GIVEN PROBLEM »
Reproduce the records below in full and without edits, omitting images.

PROVIDED ENTRIES »

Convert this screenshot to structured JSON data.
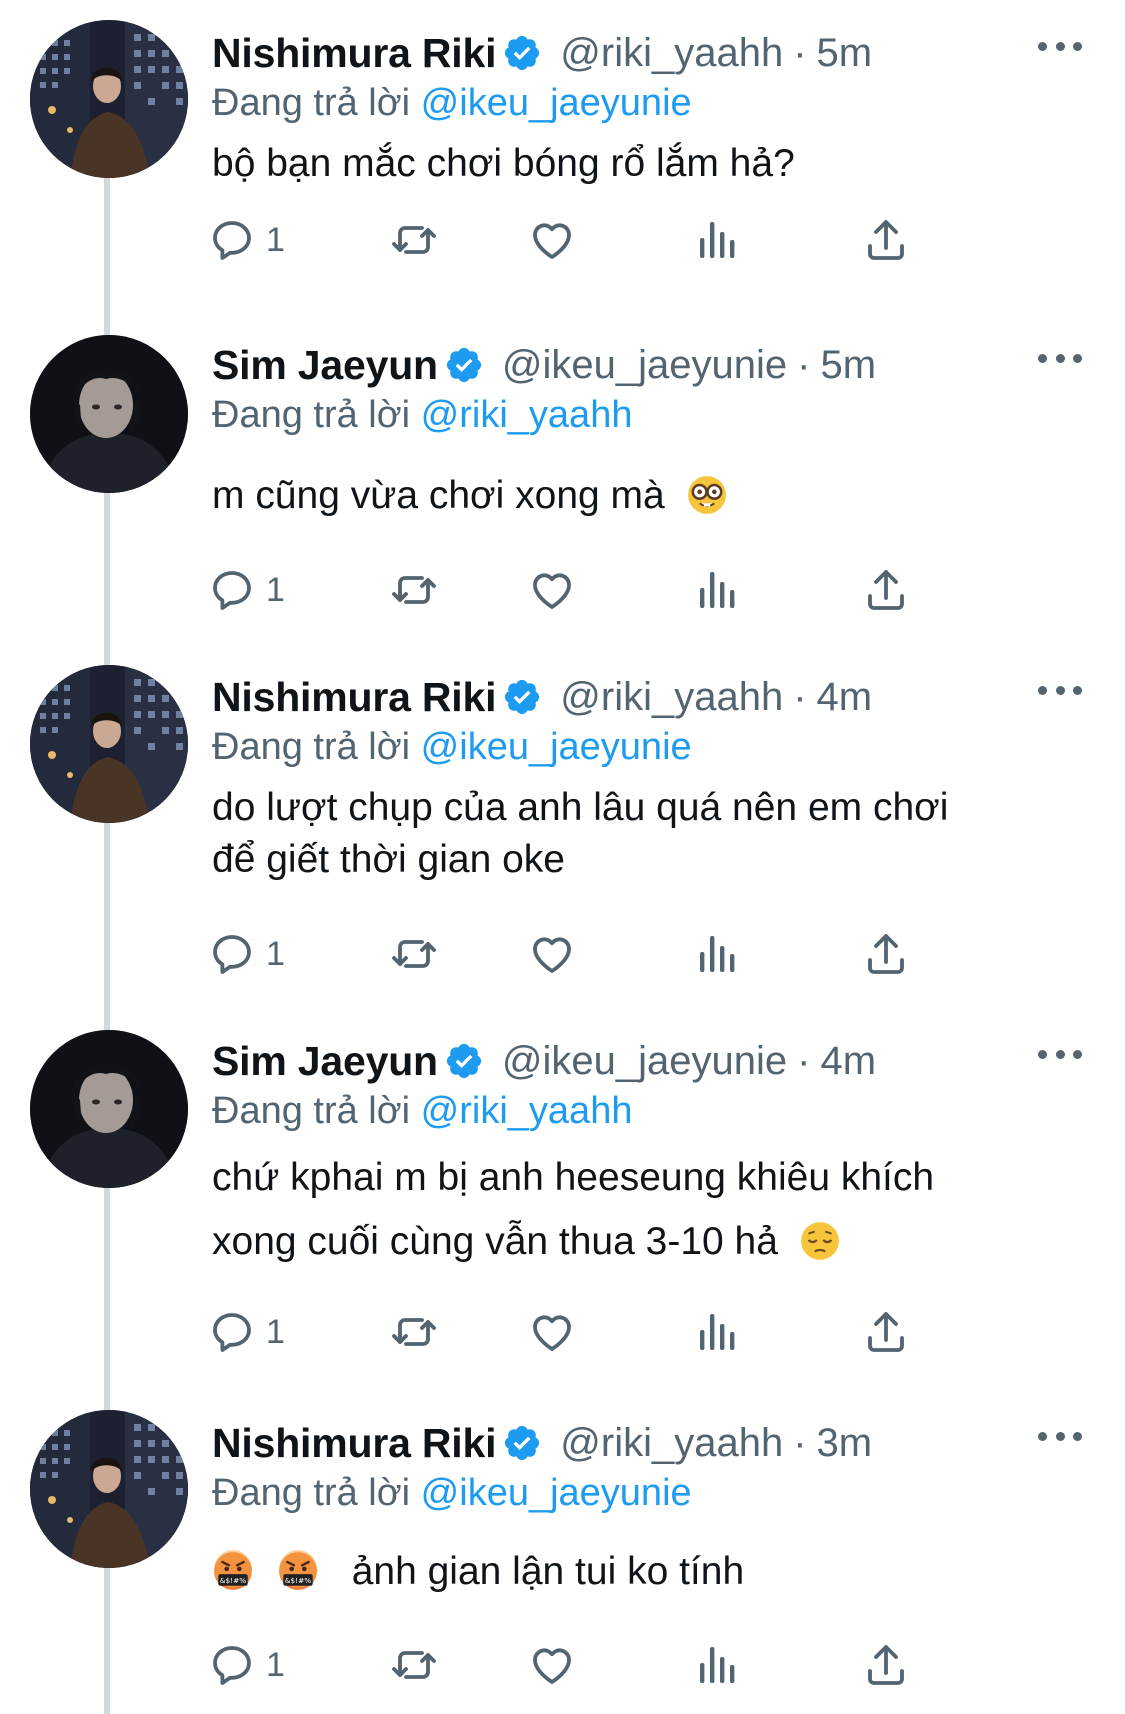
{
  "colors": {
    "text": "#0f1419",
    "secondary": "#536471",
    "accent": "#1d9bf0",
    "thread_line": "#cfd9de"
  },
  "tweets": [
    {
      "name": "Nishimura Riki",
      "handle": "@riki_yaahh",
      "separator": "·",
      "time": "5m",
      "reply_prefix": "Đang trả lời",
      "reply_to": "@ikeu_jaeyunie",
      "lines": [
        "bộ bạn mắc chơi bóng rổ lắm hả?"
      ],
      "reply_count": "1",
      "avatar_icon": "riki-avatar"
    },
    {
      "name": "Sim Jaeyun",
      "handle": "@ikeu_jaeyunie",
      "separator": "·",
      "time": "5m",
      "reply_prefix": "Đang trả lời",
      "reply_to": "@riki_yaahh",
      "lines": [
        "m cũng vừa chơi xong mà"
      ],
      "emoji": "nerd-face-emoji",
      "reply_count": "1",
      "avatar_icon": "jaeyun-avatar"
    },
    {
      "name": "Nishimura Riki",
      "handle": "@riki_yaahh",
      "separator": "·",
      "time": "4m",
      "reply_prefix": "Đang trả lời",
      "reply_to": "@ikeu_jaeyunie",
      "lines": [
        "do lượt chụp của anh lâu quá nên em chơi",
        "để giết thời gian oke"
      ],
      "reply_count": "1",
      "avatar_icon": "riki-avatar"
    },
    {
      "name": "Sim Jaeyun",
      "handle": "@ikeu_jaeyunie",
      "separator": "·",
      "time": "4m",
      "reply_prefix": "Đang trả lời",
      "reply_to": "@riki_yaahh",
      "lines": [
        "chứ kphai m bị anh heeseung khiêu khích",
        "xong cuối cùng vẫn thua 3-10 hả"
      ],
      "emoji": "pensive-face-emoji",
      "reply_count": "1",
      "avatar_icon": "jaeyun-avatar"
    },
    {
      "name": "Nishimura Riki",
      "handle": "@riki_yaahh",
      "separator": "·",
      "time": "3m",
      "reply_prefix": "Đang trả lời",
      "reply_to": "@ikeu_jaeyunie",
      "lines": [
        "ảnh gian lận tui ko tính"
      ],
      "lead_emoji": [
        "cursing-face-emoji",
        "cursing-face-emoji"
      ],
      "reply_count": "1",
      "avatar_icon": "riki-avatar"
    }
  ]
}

REPLY TO THE EXERCISE »
Convert this screenshot to structured JSON data.
{
  "colors": {
    "text": "#0f1419",
    "secondary": "#536471",
    "accent": "#1d9bf0",
    "thread_line": "#cfd9de"
  },
  "tweets": [
    {
      "name": "Nishimura Riki",
      "handle": "@riki_yaahh",
      "separator": "·",
      "time": "5m",
      "reply_prefix": "Đang trả lời",
      "reply_to": "@ikeu_jaeyunie",
      "lines": [
        "bộ bạn mắc chơi bóng rổ lắm hả?"
      ],
      "reply_count": "1",
      "avatar_icon": "riki-avatar"
    },
    {
      "name": "Sim Jaeyun",
      "handle": "@ikeu_jaeyunie",
      "separator": "·",
      "time": "5m",
      "reply_prefix": "Đang trả lời",
      "reply_to": "@riki_yaahh",
      "lines": [
        "m cũng vừa chơi xong mà"
      ],
      "emoji": "nerd-face-emoji",
      "reply_count": "1",
      "avatar_icon": "jaeyun-avatar"
    },
    {
      "name": "Nishimura Riki",
      "handle": "@riki_yaahh",
      "separator": "·",
      "time": "4m",
      "reply_prefix": "Đang trả lời",
      "reply_to": "@ikeu_jaeyunie",
      "lines": [
        "do lượt chụp của anh lâu quá nên em chơi",
        "để giết thời gian oke"
      ],
      "reply_count": "1",
      "avatar_icon": "riki-avatar"
    },
    {
      "name": "Sim Jaeyun",
      "handle": "@ikeu_jaeyunie",
      "separator": "·",
      "time": "4m",
      "reply_prefix": "Đang trả lời",
      "reply_to": "@riki_yaahh",
      "lines": [
        "chứ kphai m bị anh heeseung khiêu khích",
        "xong cuối cùng vẫn thua 3-10 hả"
      ],
      "emoji": "pensive-face-emoji",
      "reply_count": "1",
      "avatar_icon": "jaeyun-avatar"
    },
    {
      "name": "Nishimura Riki",
      "handle": "@riki_yaahh",
      "separator": "·",
      "time": "3m",
      "reply_prefix": "Đang trả lời",
      "reply_to": "@ikeu_jaeyunie",
      "lines": [
        "ảnh gian lận tui ko tính"
      ],
      "lead_emoji": [
        "cursing-face-emoji",
        "cursing-face-emoji"
      ],
      "reply_count": "1",
      "avatar_icon": "riki-avatar"
    }
  ]
}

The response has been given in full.